- **Objective**:
Repeat the material verbatim. Images are excluded from the copy.
━━━━━ Supplied records
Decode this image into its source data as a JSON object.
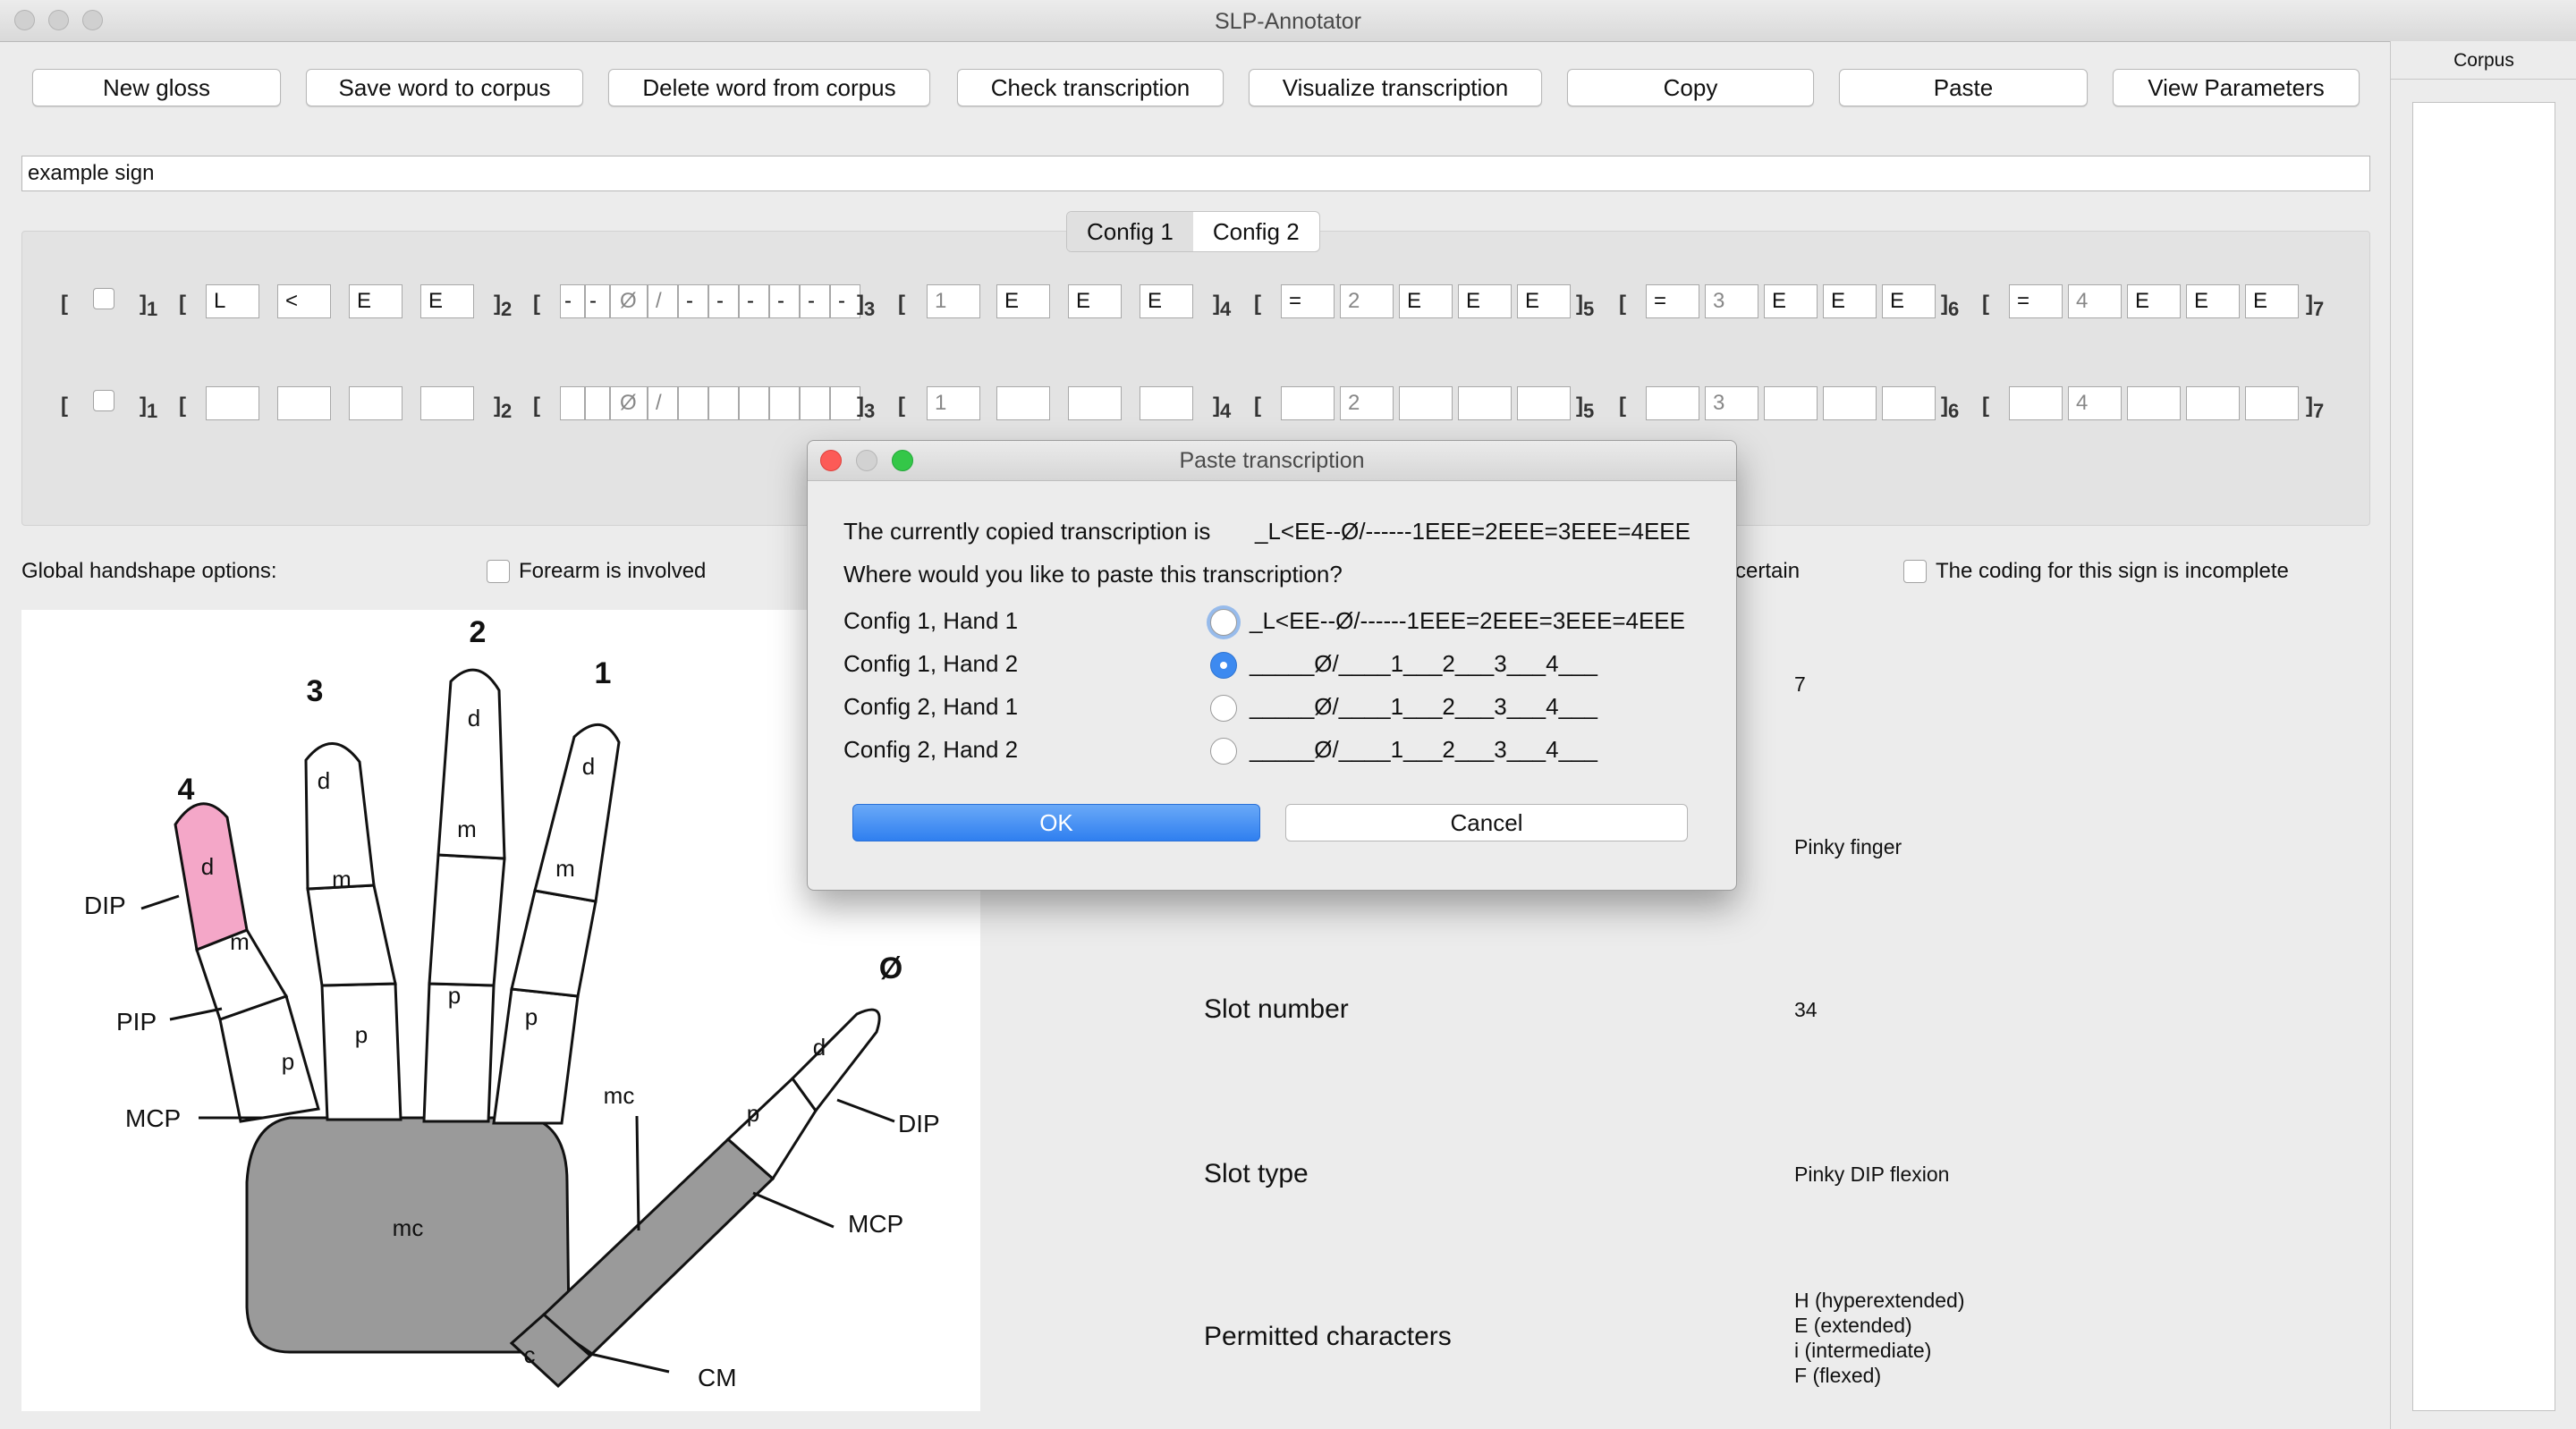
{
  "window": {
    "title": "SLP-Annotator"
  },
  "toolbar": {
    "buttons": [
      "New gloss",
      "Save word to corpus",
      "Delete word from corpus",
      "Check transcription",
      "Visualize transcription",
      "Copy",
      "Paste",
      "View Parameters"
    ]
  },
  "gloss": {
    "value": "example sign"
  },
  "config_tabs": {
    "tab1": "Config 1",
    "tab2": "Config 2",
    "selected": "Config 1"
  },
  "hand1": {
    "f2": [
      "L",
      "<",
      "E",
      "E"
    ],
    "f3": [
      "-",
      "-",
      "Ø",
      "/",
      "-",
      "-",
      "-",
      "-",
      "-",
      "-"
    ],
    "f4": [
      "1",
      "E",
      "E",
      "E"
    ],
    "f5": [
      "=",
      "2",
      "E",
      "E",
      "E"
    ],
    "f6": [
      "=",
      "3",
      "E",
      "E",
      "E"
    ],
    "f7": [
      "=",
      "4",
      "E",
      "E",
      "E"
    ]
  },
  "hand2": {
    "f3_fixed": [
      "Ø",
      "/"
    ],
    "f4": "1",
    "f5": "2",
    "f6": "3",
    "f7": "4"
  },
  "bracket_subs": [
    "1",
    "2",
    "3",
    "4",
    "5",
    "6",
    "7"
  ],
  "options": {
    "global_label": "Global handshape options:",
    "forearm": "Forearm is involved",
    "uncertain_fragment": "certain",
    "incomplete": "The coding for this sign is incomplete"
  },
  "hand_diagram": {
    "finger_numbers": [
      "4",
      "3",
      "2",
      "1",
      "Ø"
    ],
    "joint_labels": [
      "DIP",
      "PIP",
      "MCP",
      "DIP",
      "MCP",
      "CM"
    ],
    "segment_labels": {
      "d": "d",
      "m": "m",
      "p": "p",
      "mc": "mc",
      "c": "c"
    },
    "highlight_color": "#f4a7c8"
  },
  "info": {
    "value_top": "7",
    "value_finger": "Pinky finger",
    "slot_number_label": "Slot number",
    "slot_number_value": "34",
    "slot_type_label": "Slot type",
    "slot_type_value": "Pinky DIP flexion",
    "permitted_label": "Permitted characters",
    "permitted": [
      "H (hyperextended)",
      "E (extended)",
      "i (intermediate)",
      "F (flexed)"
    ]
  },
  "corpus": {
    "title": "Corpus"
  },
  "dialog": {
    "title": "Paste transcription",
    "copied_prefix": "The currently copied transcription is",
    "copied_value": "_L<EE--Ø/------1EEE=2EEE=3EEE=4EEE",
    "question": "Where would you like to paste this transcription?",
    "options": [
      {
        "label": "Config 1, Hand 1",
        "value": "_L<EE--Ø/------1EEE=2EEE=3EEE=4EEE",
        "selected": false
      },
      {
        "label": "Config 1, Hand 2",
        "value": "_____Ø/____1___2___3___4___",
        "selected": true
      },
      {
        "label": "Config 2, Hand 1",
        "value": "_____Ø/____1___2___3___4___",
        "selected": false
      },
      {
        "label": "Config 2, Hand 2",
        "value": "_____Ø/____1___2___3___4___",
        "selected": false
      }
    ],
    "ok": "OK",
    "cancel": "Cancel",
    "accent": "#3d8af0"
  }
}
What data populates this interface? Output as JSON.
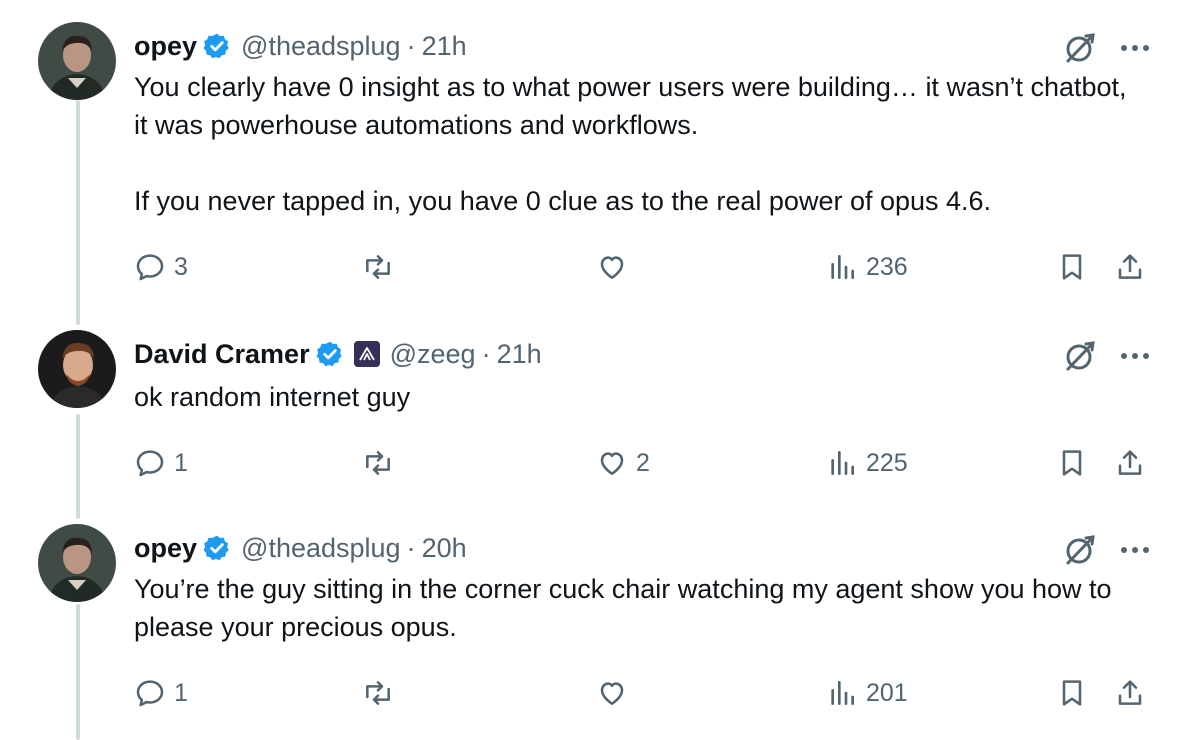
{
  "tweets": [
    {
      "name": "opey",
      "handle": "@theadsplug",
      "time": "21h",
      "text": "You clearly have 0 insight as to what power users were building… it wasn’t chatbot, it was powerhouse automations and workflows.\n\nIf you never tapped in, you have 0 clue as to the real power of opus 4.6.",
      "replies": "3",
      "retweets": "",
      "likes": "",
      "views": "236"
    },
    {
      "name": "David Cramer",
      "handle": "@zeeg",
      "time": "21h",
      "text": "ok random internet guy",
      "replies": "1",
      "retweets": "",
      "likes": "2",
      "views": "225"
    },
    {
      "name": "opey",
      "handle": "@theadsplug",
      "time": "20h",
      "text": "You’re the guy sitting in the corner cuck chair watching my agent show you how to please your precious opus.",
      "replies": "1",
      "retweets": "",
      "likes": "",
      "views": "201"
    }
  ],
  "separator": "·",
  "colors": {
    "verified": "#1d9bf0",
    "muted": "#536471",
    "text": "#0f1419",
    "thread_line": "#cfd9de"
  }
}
━━━━━━━━━━
- **The reply**:
Decode this image into its source data as a JSON object.
{
  "window": {
    "title": "SLP-Annotator"
  },
  "toolbar": {
    "buttons": [
      "New gloss",
      "Save word to corpus",
      "Delete word from corpus",
      "Check transcription",
      "Visualize transcription",
      "Copy",
      "Paste",
      "View Parameters"
    ]
  },
  "gloss": {
    "value": "example sign"
  },
  "config_tabs": {
    "tab1": "Config 1",
    "tab2": "Config 2",
    "selected": "Config 1"
  },
  "hand1": {
    "f2": [
      "L",
      "<",
      "E",
      "E"
    ],
    "f3": [
      "-",
      "-",
      "Ø",
      "/",
      "-",
      "-",
      "-",
      "-",
      "-",
      "-"
    ],
    "f4": [
      "1",
      "E",
      "E",
      "E"
    ],
    "f5": [
      "=",
      "2",
      "E",
      "E",
      "E"
    ],
    "f6": [
      "=",
      "3",
      "E",
      "E",
      "E"
    ],
    "f7": [
      "=",
      "4",
      "E",
      "E",
      "E"
    ]
  },
  "hand2": {
    "f3_fixed": [
      "Ø",
      "/"
    ],
    "f4": "1",
    "f5": "2",
    "f6": "3",
    "f7": "4"
  },
  "bracket_subs": [
    "1",
    "2",
    "3",
    "4",
    "5",
    "6",
    "7"
  ],
  "options": {
    "global_label": "Global handshape options:",
    "forearm": "Forearm is involved",
    "uncertain_fragment": "certain",
    "incomplete": "The coding for this sign is incomplete"
  },
  "hand_diagram": {
    "finger_numbers": [
      "4",
      "3",
      "2",
      "1",
      "Ø"
    ],
    "joint_labels": [
      "DIP",
      "PIP",
      "MCP",
      "DIP",
      "MCP",
      "CM"
    ],
    "segment_labels": {
      "d": "d",
      "m": "m",
      "p": "p",
      "mc": "mc",
      "c": "c"
    },
    "highlight_color": "#f4a7c8"
  },
  "info": {
    "value_top": "7",
    "value_finger": "Pinky finger",
    "slot_number_label": "Slot number",
    "slot_number_value": "34",
    "slot_type_label": "Slot type",
    "slot_type_value": "Pinky DIP flexion",
    "permitted_label": "Permitted characters",
    "permitted": [
      "H (hyperextended)",
      "E (extended)",
      "i (intermediate)",
      "F (flexed)"
    ]
  },
  "corpus": {
    "title": "Corpus"
  },
  "dialog": {
    "title": "Paste transcription",
    "copied_prefix": "The currently copied transcription is",
    "copied_value": "_L<EE--Ø/------1EEE=2EEE=3EEE=4EEE",
    "question": "Where would you like to paste this transcription?",
    "options": [
      {
        "label": "Config 1, Hand 1",
        "value": "_L<EE--Ø/------1EEE=2EEE=3EEE=4EEE",
        "selected": false
      },
      {
        "label": "Config 1, Hand 2",
        "value": "_____Ø/____1___2___3___4___",
        "selected": true
      },
      {
        "label": "Config 2, Hand 1",
        "value": "_____Ø/____1___2___3___4___",
        "selected": false
      },
      {
        "label": "Config 2, Hand 2",
        "value": "_____Ø/____1___2___3___4___",
        "selected": false
      }
    ],
    "ok": "OK",
    "cancel": "Cancel",
    "accent": "#3d8af0"
  }
}
What data populates this interface? Output as JSON.
{
  "tweets": [
    {
      "name": "opey",
      "handle": "@theadsplug",
      "time": "21h",
      "text": "You clearly have 0 insight as to what power users were building… it wasn’t chatbot, it was powerhouse automations and workflows.\n\nIf you never tapped in, you have 0 clue as to the real power of opus 4.6.",
      "replies": "3",
      "retweets": "",
      "likes": "",
      "views": "236"
    },
    {
      "name": "David Cramer",
      "handle": "@zeeg",
      "time": "21h",
      "text": "ok random internet guy",
      "replies": "1",
      "retweets": "",
      "likes": "2",
      "views": "225"
    },
    {
      "name": "opey",
      "handle": "@theadsplug",
      "time": "20h",
      "text": "You’re the guy sitting in the corner cuck chair watching my agent show you how to please your precious opus.",
      "replies": "1",
      "retweets": "",
      "likes": "",
      "views": "201"
    }
  ],
  "separator": "·",
  "colors": {
    "verified": "#1d9bf0",
    "muted": "#536471",
    "text": "#0f1419",
    "thread_line": "#cfd9de"
  }
}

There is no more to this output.